— ITEMS —
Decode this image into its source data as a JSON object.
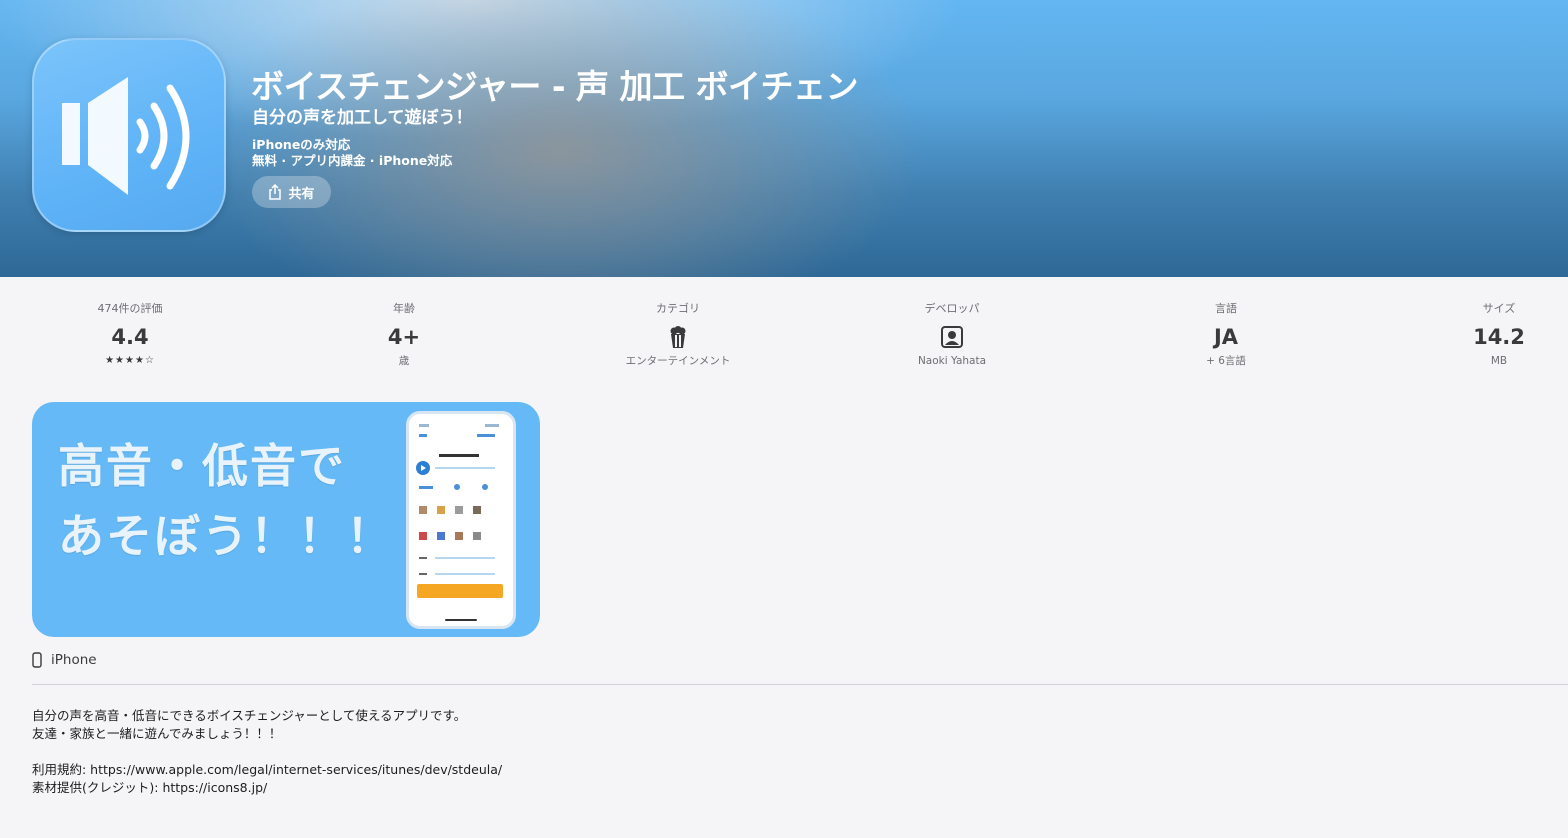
{
  "app": {
    "title": "ボイスチェンジャー - 声 加工 ボイチェン",
    "subtitle": "自分の声を加工して遊ぼう！",
    "compat": "iPhoneのみ対応",
    "price_info": "無料 · アプリ内課金 · iPhone対応",
    "share_label": "共有",
    "icon": "speaker-icon",
    "brand_color": "#5fb3f7"
  },
  "stats": [
    {
      "label": "474件の評価",
      "value": "4.4",
      "sub": "★★★★☆",
      "rating": 4.4
    },
    {
      "label": "年齢",
      "value": "4+",
      "sub": "歳"
    },
    {
      "label": "カテゴリ",
      "icon": "popcorn-icon",
      "sub": "エンターテインメント"
    },
    {
      "label": "デベロッパ",
      "icon": "developer-icon",
      "sub": "Naoki Yahata"
    },
    {
      "label": "言語",
      "value": "JA",
      "sub": "+ 6言語"
    },
    {
      "label": "サイズ",
      "value": "14.2",
      "sub": "MB"
    }
  ],
  "screenshot": {
    "line1": "高音・低音で",
    "line2": "あそぼう！！！"
  },
  "device": {
    "label": "iPhone",
    "icon": "iphone-icon"
  },
  "description": {
    "lines": [
      "自分の声を高音・低音にできるボイスチェンジャーとして使えるアプリです。",
      "友達・家族と一緒に遊んでみましょう！！！",
      "",
      "利用規約: https://www.apple.com/legal/internet-services/itunes/dev/stdeula/",
      "素材提供(クレジット): https://icons8.jp/"
    ]
  }
}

— REQUIRED TASK —
From the entries above, collect every line with the string "https" in it.

— ANSWER FOR THIS EXERCISE —
      "利用規約: https://www.apple.com/legal/internet-services/itunes/dev/stdeula/",
      "素材提供(クレジット): https://icons8.jp/"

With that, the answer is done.